Stated problem: From the listing below, extract each line containing the string "патронажными".
───── Raw records ─────
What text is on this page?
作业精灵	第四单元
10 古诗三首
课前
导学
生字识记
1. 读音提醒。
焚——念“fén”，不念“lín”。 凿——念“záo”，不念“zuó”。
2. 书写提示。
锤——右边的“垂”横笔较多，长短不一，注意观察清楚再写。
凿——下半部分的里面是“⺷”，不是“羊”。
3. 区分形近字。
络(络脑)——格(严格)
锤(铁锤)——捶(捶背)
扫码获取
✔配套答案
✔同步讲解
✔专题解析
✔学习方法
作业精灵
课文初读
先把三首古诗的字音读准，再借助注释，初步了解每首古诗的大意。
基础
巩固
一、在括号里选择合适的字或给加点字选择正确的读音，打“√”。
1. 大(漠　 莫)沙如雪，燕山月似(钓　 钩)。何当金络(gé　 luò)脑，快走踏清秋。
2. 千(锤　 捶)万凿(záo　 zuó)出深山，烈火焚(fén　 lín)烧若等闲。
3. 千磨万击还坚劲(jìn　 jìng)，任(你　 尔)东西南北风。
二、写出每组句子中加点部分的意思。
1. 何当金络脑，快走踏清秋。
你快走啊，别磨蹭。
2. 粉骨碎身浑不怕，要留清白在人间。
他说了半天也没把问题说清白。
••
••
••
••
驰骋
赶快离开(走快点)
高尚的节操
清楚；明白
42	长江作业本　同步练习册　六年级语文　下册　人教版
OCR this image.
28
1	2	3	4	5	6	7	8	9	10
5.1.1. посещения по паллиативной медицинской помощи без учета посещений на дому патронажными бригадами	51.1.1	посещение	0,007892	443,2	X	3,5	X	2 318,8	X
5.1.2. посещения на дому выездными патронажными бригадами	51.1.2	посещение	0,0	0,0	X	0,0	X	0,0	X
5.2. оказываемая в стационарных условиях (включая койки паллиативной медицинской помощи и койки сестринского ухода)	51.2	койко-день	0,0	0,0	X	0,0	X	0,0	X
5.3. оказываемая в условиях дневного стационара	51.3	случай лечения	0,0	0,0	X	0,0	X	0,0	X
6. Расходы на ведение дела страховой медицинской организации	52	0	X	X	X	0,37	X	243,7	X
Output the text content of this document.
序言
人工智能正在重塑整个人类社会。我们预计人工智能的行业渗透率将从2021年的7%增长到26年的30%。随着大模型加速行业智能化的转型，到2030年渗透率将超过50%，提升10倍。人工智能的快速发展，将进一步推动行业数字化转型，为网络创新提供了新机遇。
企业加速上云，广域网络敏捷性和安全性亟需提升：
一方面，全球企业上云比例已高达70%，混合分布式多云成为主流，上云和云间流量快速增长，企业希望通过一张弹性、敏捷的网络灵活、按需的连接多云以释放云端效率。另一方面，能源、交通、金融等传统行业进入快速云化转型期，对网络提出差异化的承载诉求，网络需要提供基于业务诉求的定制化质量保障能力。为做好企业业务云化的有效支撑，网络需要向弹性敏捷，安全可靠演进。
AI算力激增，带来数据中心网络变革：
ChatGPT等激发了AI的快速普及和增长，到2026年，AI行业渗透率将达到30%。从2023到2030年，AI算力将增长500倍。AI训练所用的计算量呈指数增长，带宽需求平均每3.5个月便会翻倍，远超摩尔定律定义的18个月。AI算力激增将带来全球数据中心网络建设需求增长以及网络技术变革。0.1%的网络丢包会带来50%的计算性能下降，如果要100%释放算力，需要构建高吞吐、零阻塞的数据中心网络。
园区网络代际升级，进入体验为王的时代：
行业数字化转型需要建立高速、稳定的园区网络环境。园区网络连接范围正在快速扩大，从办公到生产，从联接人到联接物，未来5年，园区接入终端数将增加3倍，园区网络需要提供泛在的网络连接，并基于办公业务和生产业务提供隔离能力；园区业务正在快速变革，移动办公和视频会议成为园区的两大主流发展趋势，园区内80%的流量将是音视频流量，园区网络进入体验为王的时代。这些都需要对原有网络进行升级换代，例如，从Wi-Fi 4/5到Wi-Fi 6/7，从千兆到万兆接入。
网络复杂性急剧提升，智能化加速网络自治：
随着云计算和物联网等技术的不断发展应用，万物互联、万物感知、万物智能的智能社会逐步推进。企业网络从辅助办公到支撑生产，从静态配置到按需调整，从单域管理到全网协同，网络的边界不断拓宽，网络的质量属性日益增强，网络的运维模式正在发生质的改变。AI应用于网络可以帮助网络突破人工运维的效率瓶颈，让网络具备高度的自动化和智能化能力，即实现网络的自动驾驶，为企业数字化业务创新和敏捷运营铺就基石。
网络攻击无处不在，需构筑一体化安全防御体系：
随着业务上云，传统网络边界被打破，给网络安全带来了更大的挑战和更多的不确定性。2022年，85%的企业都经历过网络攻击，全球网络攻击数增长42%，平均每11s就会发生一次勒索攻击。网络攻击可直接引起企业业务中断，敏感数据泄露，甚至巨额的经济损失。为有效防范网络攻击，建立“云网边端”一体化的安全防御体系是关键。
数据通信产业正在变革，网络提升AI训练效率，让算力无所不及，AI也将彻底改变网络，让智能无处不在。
─────
Task result:
5.1.1. посещения по паллиативной медицинской помощи без учета посещений на дому патронажными бригадами	51.1.1	посещение	0,007892	443,2	X	3,5	X	2 318,8	X
5.1.2. посещения на дому выездными патронажными бригадами	51.1.2	посещение	0,0	0,0	X	0,0	X	0,0	X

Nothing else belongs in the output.